## EXERCISE DESCRIPTION
Exclude the pictures, then copy all remaining records exactly.

## DATA TO PROCESS
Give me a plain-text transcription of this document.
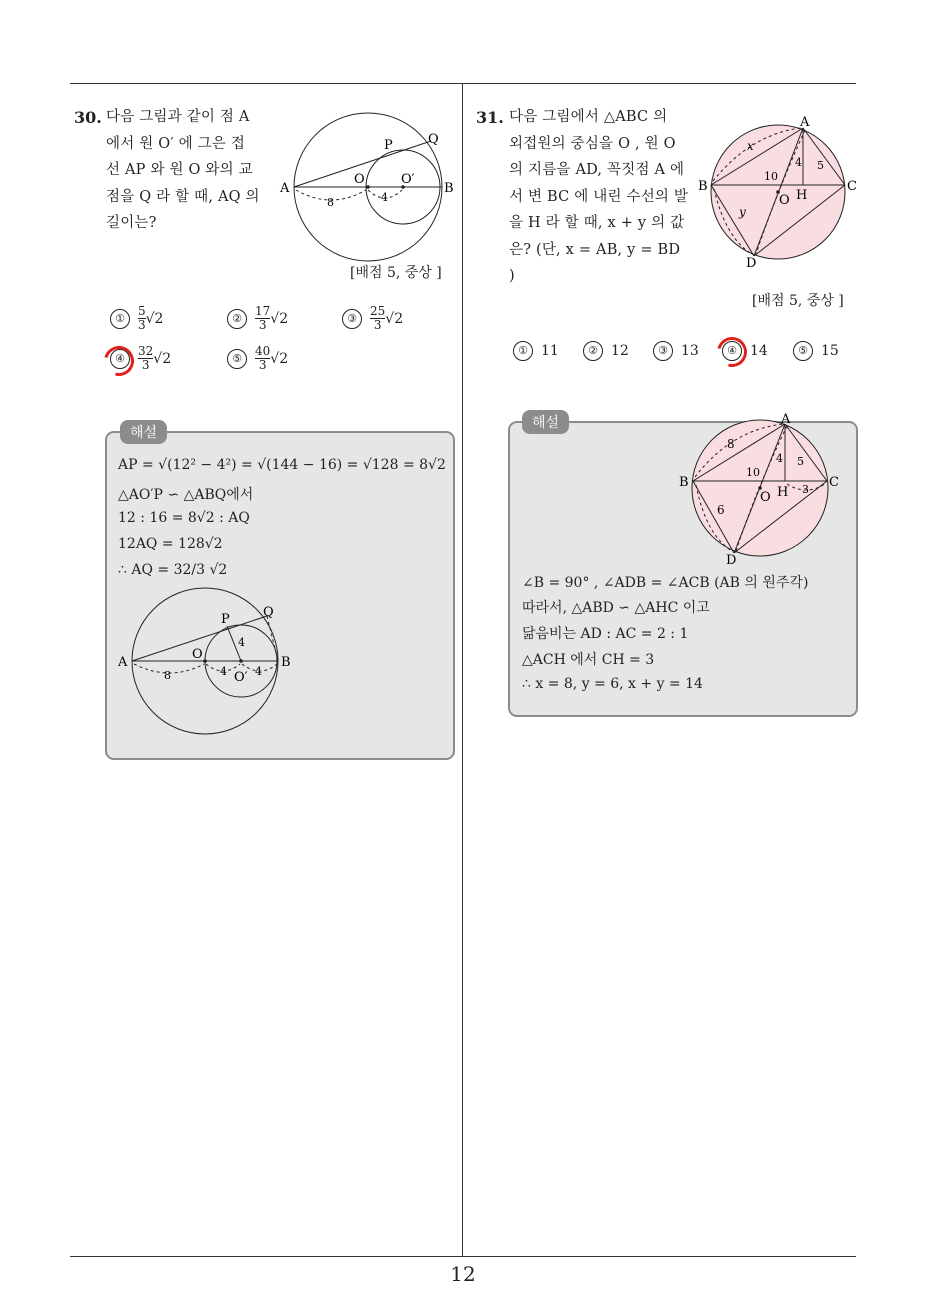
12
30. 다음 그림과 같이 점 A
에서 원 O′ 에 그은 접
선 AP 와 원 O 와의 교
점을 Q 라 할 때, AQ 의
길이는?
A	B
P	Q
O	O′
8	4
[배점 5, 중상 ]
①	$\frac{5}{3} √2$	②	$\frac{17}{3} √2$	③	$\frac{25}{3} √2$
④	$\frac{32}{3} √2$	⑤	$\frac{40}{3} √2$
해설
AP = √(12² − 4²) = √(144 − 16) = √128 = 8√2
△AO′P ∽ △ABQ에서
12 : 16 = 8√2 : AQ
12AQ = 128√2
∴ AQ = 32/3 √2
A	B
P	Q
O
O′
8	4	4
4
31. 다음 그림에서 △ABC 의
외접원의 중심을 O , 원 O
의 지름을 AD, 꼭짓점 A 에
서 변 BC 에 내린 수선의 발
을 H 라 할 때, x + y 의 값
은? (단, x = AB, y = BD
)
A
B	C
D
O H
x
y
4 5
10
[배점 5, 중상 ]
① 11	② 12	③ 13	④ 14	⑤ 15
해설	A
B	C
D
O H
8
6
4 5
3
10
∠B = 90° , ∠ADB = ∠ACB (AB 의 원주각)
따라서, △ABD ∽ △AHC 이고
닮음비는 AD : AC = 2 : 1
△ACH 에서 CH = 3
∴ x = 8, y = 6, x + y = 14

## ANSWER IN FULL
Give me a plain-text transcription of this document.
12
30. 다음 그림과 같이 점 A
에서 원 O′ 에 그은 접
선 AP 와 원 O 와의 교
점을 Q 라 할 때, AQ 의
길이는?
A	B
P	Q
O	O′
8	4
[배점 5, 중상 ]
①	$\frac{5}{3} √2$	②	$\frac{17}{3} √2$	③	$\frac{25}{3} √2$
④	$\frac{32}{3} √2$	⑤	$\frac{40}{3} √2$
해설
AP = √(12² − 4²) = √(144 − 16) = √128 = 8√2
△AO′P ∽ △ABQ에서
12 : 16 = 8√2 : AQ
12AQ = 128√2
∴ AQ = 32/3 √2
A	B
P	Q
O
O′
8	4	4
4
31. 다음 그림에서 △ABC 의
외접원의 중심을 O , 원 O
의 지름을 AD, 꼭짓점 A 에
서 변 BC 에 내린 수선의 발
을 H 라 할 때, x + y 의 값
은? (단, x = AB, y = BD
)
A
B	C
D
O H
x
y
4 5
10
[배점 5, 중상 ]
① 11	② 12	③ 13	④ 14	⑤ 15
해설	A
B	C
D
O H
8
6
4 5
3
10
∠B = 90° , ∠ADB = ∠ACB (AB 의 원주각)
따라서, △ABD ∽ △AHC 이고
닮음비는 AD : AC = 2 : 1
△ACH 에서 CH = 3
∴ x = 8, y = 6, x + y = 14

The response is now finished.